## EXERCISE DIRECTIONS
Search the data for the word "JSON" and copy every line where it occurs.

** BEGIN MATERIAL TO PROCESS **

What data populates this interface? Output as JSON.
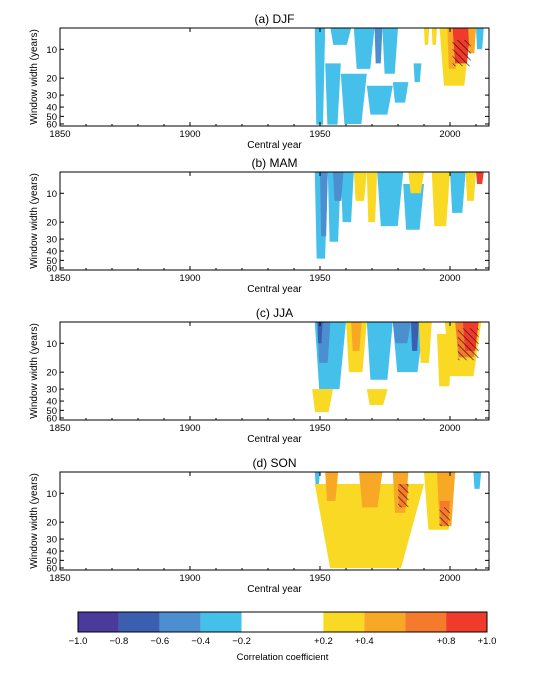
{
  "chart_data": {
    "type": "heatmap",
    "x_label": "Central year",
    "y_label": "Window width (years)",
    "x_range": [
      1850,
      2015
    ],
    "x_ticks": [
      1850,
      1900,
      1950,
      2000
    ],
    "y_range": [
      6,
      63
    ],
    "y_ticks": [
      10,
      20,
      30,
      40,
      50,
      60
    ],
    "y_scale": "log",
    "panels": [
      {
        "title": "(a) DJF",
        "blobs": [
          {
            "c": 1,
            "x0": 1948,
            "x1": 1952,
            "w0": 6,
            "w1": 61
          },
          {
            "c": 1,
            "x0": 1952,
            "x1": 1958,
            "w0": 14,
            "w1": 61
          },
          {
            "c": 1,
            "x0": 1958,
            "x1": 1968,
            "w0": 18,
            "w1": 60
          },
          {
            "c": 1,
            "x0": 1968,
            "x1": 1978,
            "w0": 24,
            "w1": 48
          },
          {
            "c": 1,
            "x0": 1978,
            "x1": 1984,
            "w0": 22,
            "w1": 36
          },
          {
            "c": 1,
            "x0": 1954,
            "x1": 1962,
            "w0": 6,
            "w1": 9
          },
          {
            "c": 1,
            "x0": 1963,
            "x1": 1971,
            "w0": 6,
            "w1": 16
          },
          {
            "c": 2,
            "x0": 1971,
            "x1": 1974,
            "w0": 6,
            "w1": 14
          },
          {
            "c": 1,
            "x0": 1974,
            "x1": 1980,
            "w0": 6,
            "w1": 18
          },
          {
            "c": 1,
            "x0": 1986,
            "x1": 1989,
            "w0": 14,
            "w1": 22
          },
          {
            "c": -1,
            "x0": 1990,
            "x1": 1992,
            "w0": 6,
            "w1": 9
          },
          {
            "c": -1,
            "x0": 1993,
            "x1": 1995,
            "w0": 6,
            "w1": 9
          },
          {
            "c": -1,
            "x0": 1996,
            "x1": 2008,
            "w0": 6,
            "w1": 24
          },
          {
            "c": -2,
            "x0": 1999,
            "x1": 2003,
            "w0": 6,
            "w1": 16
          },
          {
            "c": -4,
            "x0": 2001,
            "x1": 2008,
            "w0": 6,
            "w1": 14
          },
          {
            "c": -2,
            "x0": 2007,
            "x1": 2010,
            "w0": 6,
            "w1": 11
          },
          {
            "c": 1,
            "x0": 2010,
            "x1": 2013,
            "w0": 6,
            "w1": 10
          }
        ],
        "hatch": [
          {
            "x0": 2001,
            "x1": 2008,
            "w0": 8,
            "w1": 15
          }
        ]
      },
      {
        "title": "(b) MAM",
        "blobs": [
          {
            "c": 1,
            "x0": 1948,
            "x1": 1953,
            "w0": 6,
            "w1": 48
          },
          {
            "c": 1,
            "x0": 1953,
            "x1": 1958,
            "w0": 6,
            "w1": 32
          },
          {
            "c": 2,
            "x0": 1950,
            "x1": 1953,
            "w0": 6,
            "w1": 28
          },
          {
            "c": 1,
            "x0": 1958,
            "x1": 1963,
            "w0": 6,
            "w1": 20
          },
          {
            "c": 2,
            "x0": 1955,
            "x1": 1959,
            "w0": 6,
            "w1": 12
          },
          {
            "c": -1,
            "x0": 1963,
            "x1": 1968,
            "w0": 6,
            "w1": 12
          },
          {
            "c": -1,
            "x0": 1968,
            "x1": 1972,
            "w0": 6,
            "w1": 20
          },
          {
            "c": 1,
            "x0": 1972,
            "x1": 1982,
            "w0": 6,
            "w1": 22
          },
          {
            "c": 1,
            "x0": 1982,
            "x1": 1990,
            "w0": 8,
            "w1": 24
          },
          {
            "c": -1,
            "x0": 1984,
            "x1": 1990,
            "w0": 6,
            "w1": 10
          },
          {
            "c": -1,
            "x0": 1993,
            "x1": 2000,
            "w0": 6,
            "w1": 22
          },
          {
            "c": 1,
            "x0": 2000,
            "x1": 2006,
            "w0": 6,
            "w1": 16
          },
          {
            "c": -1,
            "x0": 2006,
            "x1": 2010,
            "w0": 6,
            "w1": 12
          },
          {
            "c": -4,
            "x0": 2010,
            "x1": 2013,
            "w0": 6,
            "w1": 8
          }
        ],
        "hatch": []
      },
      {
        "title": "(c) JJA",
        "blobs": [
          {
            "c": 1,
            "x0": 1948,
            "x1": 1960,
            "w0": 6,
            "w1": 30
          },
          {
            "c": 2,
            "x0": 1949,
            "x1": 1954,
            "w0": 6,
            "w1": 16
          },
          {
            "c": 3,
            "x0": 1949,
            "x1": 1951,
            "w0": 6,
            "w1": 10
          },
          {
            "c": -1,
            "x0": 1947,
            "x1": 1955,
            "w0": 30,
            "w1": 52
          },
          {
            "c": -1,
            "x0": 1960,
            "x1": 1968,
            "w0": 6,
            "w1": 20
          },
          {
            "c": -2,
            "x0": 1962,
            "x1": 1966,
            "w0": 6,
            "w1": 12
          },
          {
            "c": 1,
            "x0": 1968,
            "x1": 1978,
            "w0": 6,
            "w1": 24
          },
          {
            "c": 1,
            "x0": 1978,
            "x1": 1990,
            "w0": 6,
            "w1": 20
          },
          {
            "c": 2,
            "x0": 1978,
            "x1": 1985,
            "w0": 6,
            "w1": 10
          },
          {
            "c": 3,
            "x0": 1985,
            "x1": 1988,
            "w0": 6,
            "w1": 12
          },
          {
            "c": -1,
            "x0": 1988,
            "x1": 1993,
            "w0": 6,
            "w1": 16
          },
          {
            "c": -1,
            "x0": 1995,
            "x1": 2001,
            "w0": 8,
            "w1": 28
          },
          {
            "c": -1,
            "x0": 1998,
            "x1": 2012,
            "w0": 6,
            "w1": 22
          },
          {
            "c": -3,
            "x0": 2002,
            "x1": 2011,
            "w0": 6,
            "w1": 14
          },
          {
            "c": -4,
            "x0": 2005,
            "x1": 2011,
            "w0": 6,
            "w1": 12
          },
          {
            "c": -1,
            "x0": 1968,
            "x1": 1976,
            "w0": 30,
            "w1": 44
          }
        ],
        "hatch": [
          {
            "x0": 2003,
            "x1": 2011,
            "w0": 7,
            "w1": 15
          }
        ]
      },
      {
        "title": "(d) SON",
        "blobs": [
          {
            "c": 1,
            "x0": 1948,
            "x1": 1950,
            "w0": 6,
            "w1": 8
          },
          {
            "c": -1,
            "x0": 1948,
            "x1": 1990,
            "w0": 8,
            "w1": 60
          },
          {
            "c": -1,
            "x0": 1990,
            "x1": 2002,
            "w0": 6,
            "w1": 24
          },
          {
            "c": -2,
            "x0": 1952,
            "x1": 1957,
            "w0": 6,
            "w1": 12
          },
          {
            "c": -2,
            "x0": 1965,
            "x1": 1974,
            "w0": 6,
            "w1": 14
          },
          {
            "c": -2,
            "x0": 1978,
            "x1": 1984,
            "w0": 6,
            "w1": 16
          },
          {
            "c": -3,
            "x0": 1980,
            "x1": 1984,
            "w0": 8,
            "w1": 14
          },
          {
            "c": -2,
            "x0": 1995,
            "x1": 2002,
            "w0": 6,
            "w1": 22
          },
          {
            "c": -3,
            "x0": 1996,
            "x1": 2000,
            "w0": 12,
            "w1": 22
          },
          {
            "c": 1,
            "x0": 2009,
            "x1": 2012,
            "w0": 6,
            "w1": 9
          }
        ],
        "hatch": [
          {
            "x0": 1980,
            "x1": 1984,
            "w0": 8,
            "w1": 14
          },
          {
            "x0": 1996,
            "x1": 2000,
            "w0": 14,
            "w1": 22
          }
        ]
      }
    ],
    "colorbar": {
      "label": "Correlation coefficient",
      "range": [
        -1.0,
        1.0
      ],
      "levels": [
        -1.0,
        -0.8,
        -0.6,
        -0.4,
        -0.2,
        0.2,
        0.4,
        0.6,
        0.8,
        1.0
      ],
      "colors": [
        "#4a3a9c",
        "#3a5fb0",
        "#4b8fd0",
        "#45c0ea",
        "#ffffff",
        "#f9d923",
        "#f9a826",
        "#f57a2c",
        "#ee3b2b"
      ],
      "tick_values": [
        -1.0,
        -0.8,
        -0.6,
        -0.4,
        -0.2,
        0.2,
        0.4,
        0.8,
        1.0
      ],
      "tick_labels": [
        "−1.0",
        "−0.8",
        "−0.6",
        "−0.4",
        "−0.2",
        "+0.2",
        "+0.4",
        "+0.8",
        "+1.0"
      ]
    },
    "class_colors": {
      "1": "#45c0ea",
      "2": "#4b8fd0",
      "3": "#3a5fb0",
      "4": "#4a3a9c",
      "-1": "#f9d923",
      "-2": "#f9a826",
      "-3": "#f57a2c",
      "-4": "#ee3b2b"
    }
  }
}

** END MATERIAL TO PROCESS **
** BEGIN MATERIAL TO PROCESS **

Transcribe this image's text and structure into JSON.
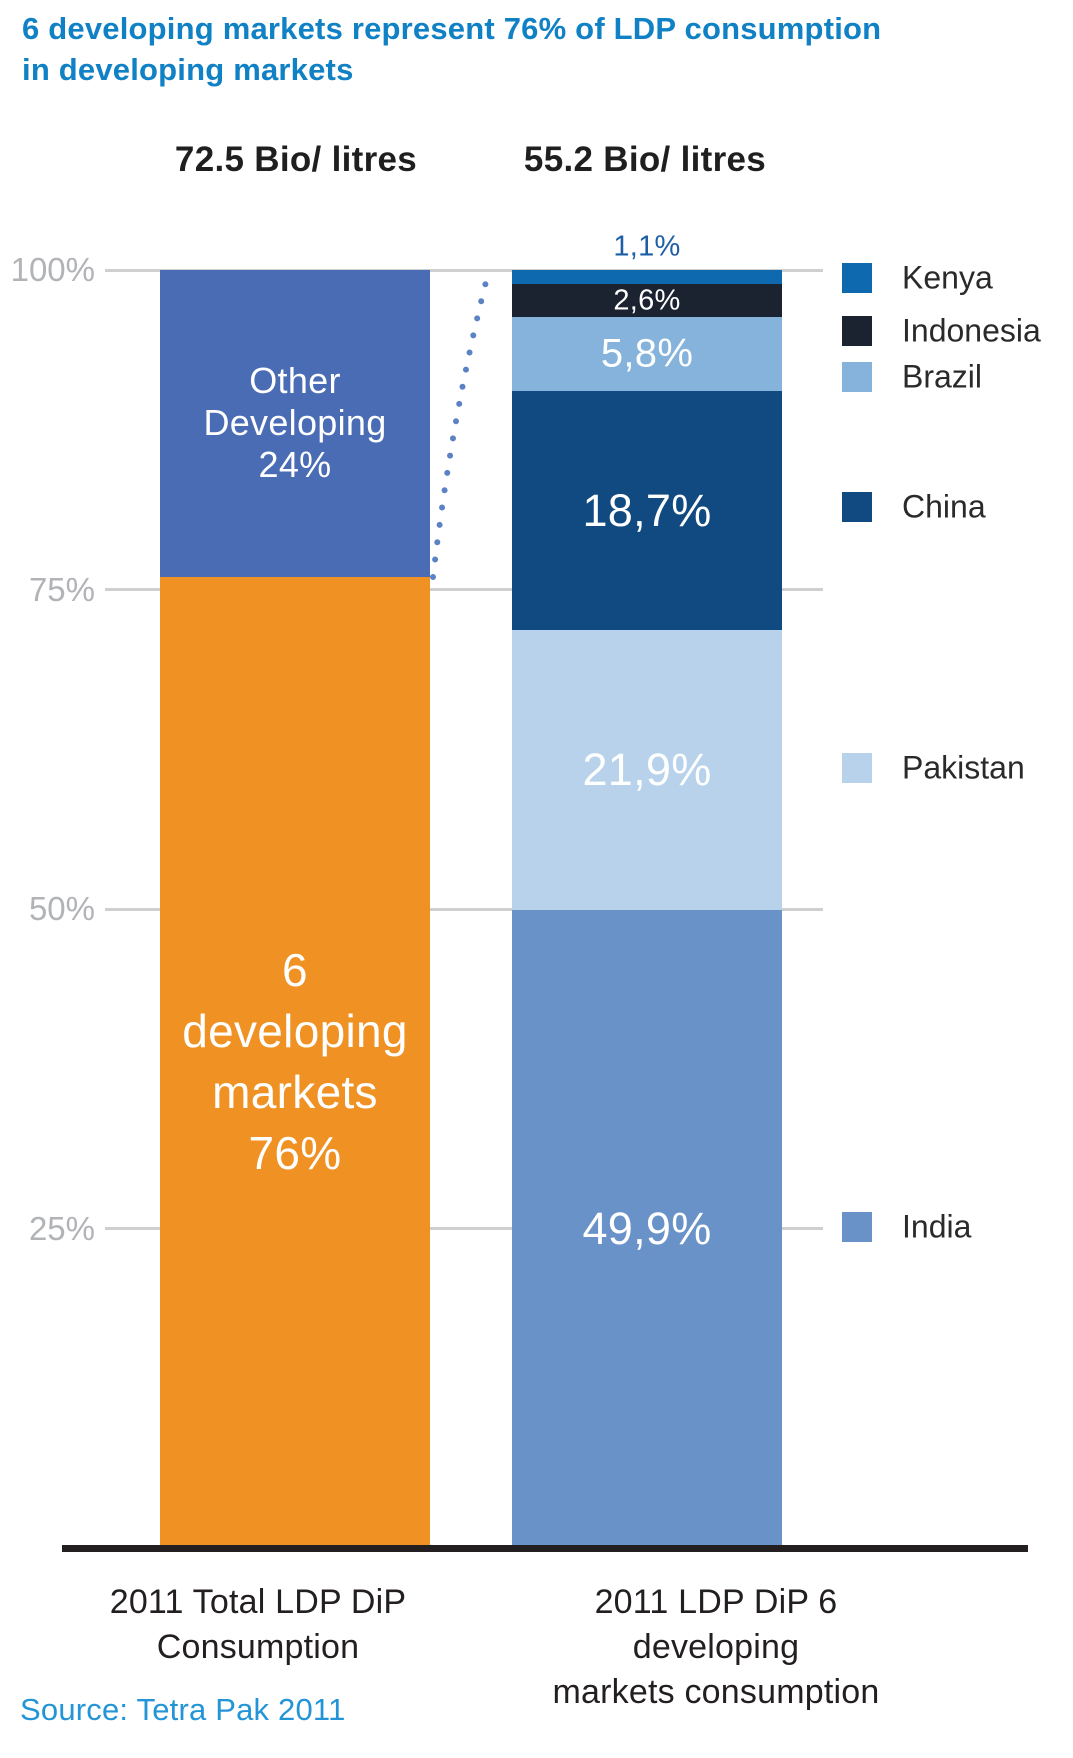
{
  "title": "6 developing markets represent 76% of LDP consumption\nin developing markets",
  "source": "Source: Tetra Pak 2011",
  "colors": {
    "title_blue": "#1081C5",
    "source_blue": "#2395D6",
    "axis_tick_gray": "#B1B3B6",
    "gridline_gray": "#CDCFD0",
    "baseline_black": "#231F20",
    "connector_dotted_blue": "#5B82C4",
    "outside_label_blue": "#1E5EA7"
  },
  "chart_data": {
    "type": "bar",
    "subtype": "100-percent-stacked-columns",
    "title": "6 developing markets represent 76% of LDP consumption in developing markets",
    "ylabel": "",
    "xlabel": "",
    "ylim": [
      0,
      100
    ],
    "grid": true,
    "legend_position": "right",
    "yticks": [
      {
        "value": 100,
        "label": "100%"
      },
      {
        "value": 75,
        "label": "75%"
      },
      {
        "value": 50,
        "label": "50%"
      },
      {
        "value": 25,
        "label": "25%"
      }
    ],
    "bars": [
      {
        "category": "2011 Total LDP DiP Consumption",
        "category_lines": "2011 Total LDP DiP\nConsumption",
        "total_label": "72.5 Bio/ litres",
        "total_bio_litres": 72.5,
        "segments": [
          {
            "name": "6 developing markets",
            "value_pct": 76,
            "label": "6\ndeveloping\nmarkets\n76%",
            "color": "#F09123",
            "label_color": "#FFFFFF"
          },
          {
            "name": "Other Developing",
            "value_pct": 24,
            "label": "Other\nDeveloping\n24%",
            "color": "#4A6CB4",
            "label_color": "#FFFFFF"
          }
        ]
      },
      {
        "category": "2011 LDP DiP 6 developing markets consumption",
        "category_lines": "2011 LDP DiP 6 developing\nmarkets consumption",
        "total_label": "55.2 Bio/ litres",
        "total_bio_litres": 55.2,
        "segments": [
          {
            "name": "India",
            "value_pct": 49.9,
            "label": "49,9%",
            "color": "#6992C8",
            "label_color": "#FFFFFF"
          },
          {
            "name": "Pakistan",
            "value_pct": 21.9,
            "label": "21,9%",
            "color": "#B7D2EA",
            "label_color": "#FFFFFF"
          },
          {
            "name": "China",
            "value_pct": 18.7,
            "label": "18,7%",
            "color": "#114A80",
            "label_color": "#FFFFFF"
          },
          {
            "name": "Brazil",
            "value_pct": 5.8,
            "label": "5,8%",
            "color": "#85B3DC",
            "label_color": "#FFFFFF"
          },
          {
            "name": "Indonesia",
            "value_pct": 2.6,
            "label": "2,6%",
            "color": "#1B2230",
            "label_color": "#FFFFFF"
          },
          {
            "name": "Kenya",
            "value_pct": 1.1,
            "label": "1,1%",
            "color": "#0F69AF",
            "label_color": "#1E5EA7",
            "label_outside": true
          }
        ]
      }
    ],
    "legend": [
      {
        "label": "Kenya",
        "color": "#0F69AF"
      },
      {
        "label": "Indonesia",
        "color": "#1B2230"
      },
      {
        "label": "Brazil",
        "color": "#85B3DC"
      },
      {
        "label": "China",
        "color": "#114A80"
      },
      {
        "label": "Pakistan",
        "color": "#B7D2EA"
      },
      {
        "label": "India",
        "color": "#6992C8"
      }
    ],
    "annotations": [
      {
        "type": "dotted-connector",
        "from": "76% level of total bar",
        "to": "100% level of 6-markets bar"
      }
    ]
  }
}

** END MATERIAL TO PROCESS **
** BEGIN MATERIAL TO PROCESS **

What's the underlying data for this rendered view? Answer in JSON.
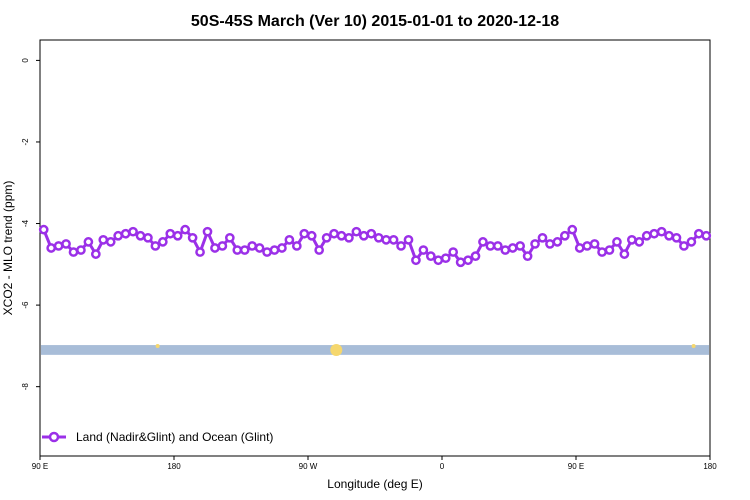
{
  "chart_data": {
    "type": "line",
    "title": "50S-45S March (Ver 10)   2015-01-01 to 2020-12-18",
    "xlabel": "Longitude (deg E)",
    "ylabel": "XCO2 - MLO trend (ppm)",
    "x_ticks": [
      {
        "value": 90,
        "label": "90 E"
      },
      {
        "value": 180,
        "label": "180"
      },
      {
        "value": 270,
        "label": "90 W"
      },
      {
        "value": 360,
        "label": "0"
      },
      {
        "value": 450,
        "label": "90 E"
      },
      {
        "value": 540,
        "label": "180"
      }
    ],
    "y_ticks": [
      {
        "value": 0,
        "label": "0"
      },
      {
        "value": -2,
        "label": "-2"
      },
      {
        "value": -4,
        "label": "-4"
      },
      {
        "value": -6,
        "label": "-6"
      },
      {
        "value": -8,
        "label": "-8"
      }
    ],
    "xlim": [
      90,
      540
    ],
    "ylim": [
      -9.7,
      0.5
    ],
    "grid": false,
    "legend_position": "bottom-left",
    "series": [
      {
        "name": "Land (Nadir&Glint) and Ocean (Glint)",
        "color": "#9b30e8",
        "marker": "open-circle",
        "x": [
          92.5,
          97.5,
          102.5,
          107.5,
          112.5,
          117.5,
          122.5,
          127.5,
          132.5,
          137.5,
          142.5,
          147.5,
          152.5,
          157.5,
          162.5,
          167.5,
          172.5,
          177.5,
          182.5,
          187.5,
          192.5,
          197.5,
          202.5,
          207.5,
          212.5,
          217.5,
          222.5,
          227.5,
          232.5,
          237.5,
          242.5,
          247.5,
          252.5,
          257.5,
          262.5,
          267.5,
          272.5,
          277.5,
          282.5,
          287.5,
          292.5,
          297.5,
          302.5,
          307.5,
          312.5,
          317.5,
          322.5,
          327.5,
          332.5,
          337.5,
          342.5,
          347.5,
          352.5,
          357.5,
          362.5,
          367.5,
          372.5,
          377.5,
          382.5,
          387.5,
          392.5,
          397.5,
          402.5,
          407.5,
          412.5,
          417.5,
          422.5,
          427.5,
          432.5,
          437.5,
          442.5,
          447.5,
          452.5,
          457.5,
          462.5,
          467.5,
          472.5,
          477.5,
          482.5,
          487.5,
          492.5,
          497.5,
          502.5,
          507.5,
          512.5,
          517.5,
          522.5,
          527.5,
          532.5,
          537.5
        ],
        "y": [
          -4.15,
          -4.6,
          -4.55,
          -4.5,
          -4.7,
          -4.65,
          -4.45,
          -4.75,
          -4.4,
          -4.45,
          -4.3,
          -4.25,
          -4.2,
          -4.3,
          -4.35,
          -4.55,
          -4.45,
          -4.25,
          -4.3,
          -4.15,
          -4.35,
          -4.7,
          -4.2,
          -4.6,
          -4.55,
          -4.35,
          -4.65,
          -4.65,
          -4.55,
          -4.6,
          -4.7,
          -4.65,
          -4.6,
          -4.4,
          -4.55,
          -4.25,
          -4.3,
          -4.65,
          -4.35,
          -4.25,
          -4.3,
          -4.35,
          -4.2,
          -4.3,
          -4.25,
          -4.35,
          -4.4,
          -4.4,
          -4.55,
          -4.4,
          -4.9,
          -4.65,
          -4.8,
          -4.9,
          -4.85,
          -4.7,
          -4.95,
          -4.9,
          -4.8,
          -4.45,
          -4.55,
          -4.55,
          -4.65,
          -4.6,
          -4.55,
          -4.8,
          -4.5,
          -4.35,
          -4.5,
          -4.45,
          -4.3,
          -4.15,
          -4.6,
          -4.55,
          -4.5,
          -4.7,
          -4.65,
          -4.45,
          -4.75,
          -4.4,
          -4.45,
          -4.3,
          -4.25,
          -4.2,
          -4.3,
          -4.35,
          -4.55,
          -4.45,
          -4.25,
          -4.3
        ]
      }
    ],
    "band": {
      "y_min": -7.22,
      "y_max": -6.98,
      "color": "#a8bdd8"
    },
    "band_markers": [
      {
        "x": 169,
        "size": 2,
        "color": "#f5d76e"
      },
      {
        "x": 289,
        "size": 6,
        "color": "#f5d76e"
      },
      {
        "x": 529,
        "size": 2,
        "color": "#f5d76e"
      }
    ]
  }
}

** END MATERIAL TO PROCESS **

## FULL ANSWER
What data populates this interface? Output as JSON.
Transcribe this image's text and structure into JSON.
What's the underlying data for this rendered view? Answer in JSON.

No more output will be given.